▶ **DO THIS**
Extract the entries in their exact form.

_____

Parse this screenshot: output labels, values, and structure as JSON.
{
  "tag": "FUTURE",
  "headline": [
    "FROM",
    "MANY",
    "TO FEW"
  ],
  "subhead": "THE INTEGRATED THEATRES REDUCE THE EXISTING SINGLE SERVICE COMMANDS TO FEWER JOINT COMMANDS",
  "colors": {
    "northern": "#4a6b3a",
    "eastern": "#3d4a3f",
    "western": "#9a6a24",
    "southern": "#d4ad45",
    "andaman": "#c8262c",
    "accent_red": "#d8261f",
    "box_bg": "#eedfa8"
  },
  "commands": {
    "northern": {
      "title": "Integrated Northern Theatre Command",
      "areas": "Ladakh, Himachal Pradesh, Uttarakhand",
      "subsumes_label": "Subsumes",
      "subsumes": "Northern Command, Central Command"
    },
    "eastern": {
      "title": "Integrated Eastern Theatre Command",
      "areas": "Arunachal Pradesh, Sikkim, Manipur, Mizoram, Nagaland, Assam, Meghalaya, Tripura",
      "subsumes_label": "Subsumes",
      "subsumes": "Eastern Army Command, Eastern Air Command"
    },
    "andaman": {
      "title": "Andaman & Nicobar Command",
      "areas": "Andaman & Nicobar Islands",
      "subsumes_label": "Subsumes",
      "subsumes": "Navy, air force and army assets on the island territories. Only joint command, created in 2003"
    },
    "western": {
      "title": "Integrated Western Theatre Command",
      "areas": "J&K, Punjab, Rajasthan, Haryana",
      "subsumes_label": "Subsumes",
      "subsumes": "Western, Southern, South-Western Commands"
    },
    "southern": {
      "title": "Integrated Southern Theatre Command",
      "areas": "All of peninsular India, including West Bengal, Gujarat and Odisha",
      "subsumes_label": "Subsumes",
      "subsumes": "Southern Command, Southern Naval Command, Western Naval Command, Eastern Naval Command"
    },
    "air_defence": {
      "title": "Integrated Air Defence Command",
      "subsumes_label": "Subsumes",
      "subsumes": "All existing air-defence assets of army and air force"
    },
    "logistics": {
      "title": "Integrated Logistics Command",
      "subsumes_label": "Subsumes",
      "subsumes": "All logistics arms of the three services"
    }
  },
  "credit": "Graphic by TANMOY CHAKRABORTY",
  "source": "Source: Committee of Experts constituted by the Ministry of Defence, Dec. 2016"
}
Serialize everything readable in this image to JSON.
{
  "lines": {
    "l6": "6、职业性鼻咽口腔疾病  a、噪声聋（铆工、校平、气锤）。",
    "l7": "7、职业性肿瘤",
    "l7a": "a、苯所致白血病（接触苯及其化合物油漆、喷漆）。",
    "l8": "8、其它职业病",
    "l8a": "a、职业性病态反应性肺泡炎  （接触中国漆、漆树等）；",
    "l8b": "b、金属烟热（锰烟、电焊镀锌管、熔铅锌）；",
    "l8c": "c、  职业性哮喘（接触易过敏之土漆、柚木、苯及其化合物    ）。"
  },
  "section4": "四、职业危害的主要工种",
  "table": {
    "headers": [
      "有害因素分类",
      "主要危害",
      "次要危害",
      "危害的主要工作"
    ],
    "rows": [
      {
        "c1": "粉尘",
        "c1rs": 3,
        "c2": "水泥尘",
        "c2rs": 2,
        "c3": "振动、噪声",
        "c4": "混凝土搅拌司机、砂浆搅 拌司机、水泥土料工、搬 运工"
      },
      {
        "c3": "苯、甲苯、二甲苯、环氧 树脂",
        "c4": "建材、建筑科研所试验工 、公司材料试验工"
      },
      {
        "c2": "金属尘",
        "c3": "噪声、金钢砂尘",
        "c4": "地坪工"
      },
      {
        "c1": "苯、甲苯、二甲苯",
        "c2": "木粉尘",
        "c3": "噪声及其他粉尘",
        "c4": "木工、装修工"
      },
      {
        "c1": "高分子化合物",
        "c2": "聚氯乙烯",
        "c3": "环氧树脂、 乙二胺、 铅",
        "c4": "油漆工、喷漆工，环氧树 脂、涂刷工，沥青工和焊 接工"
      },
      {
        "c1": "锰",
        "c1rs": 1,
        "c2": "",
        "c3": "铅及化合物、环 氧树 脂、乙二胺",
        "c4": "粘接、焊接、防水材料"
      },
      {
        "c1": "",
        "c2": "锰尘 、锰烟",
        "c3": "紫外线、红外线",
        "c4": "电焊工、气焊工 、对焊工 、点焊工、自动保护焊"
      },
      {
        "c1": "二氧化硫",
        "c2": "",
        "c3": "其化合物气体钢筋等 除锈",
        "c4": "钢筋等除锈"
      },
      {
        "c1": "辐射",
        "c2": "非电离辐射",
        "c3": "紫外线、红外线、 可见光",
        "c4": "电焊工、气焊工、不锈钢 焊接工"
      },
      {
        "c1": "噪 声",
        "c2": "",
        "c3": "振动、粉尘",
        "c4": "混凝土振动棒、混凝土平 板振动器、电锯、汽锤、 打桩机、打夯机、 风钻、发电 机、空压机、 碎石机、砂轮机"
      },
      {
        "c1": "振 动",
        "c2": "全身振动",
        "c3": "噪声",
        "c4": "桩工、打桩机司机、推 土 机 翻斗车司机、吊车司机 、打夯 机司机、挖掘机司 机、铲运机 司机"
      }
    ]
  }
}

_____

▶ **WRITTEN SOLUTION**
Parse this screenshot: output labels, values, and structure as JSON.
{
  "tag": "FUTURE",
  "headline": [
    "FROM",
    "MANY",
    "TO FEW"
  ],
  "subhead": "THE INTEGRATED THEATRES REDUCE THE EXISTING SINGLE SERVICE COMMANDS TO FEWER JOINT COMMANDS",
  "colors": {
    "northern": "#4a6b3a",
    "eastern": "#3d4a3f",
    "western": "#9a6a24",
    "southern": "#d4ad45",
    "andaman": "#c8262c",
    "accent_red": "#d8261f",
    "box_bg": "#eedfa8"
  },
  "commands": {
    "northern": {
      "title": "Integrated Northern Theatre Command",
      "areas": "Ladakh, Himachal Pradesh, Uttarakhand",
      "subsumes_label": "Subsumes",
      "subsumes": "Northern Command, Central Command"
    },
    "eastern": {
      "title": "Integrated Eastern Theatre Command",
      "areas": "Arunachal Pradesh, Sikkim, Manipur, Mizoram, Nagaland, Assam, Meghalaya, Tripura",
      "subsumes_label": "Subsumes",
      "subsumes": "Eastern Army Command, Eastern Air Command"
    },
    "andaman": {
      "title": "Andaman & Nicobar Command",
      "areas": "Andaman & Nicobar Islands",
      "subsumes_label": "Subsumes",
      "subsumes": "Navy, air force and army assets on the island territories. Only joint command, created in 2003"
    },
    "western": {
      "title": "Integrated Western Theatre Command",
      "areas": "J&K, Punjab, Rajasthan, Haryana",
      "subsumes_label": "Subsumes",
      "subsumes": "Western, Southern, South-Western Commands"
    },
    "southern": {
      "title": "Integrated Southern Theatre Command",
      "areas": "All of peninsular India, including West Bengal, Gujarat and Odisha",
      "subsumes_label": "Subsumes",
      "subsumes": "Southern Command, Southern Naval Command, Western Naval Command, Eastern Naval Command"
    },
    "air_defence": {
      "title": "Integrated Air Defence Command",
      "subsumes_label": "Subsumes",
      "subsumes": "All existing air-defence assets of army and air force"
    },
    "logistics": {
      "title": "Integrated Logistics Command",
      "subsumes_label": "Subsumes",
      "subsumes": "All logistics arms of the three services"
    }
  },
  "credit": "Graphic by TANMOY CHAKRABORTY",
  "source": "Source: Committee of Experts constituted by the Ministry of Defence, Dec. 2016"
}
Serialize everything readable in this image to JSON.
{
  "lines": {
    "l6": "6、职业性鼻咽口腔疾病  a、噪声聋（铆工、校平、气锤）。",
    "l7": "7、职业性肿瘤",
    "l7a": "a、苯所致白血病（接触苯及其化合物油漆、喷漆）。",
    "l8": "8、其它职业病",
    "l8a": "a、职业性病态反应性肺泡炎  （接触中国漆、漆树等）；",
    "l8b": "b、金属烟热（锰烟、电焊镀锌管、熔铅锌）；",
    "l8c": "c、  职业性哮喘（接触易过敏之土漆、柚木、苯及其化合物    ）。"
  },
  "section4": "四、职业危害的主要工种",
  "table": {
    "headers": [
      "有害因素分类",
      "主要危害",
      "次要危害",
      "危害的主要工作"
    ],
    "rows": [
      {
        "c1": "粉尘",
        "c1rs": 3,
        "c2": "水泥尘",
        "c2rs": 2,
        "c3": "振动、噪声",
        "c4": "混凝土搅拌司机、砂浆搅 拌司机、水泥土料工、搬 运工"
      },
      {
        "c3": "苯、甲苯、二甲苯、环氧 树脂",
        "c4": "建材、建筑科研所试验工 、公司材料试验工"
      },
      {
        "c2": "金属尘",
        "c3": "噪声、金钢砂尘",
        "c4": "地坪工"
      },
      {
        "c1": "苯、甲苯、二甲苯",
        "c2": "木粉尘",
        "c3": "噪声及其他粉尘",
        "c4": "木工、装修工"
      },
      {
        "c1": "高分子化合物",
        "c2": "聚氯乙烯",
        "c3": "环氧树脂、 乙二胺、 铅",
        "c4": "油漆工、喷漆工，环氧树 脂、涂刷工，沥青工和焊 接工"
      },
      {
        "c1": "锰",
        "c1rs": 1,
        "c2": "",
        "c3": "铅及化合物、环 氧树 脂、乙二胺",
        "c4": "粘接、焊接、防水材料"
      },
      {
        "c1": "",
        "c2": "锰尘 、锰烟",
        "c3": "紫外线、红外线",
        "c4": "电焊工、气焊工 、对焊工 、点焊工、自动保护焊"
      },
      {
        "c1": "二氧化硫",
        "c2": "",
        "c3": "其化合物气体钢筋等 除锈",
        "c4": "钢筋等除锈"
      },
      {
        "c1": "辐射",
        "c2": "非电离辐射",
        "c3": "紫外线、红外线、 可见光",
        "c4": "电焊工、气焊工、不锈钢 焊接工"
      },
      {
        "c1": "噪 声",
        "c2": "",
        "c3": "振动、粉尘",
        "c4": "混凝土振动棒、混凝土平 板振动器、电锯、汽锤、 打桩机、打夯机、 风钻、发电 机、空压机、 碎石机、砂轮机"
      },
      {
        "c1": "振 动",
        "c2": "全身振动",
        "c3": "噪声",
        "c4": "桩工、打桩机司机、推 土 机 翻斗车司机、吊车司机 、打夯 机司机、挖掘机司 机、铲运机 司机"
      }
    ]
  }
}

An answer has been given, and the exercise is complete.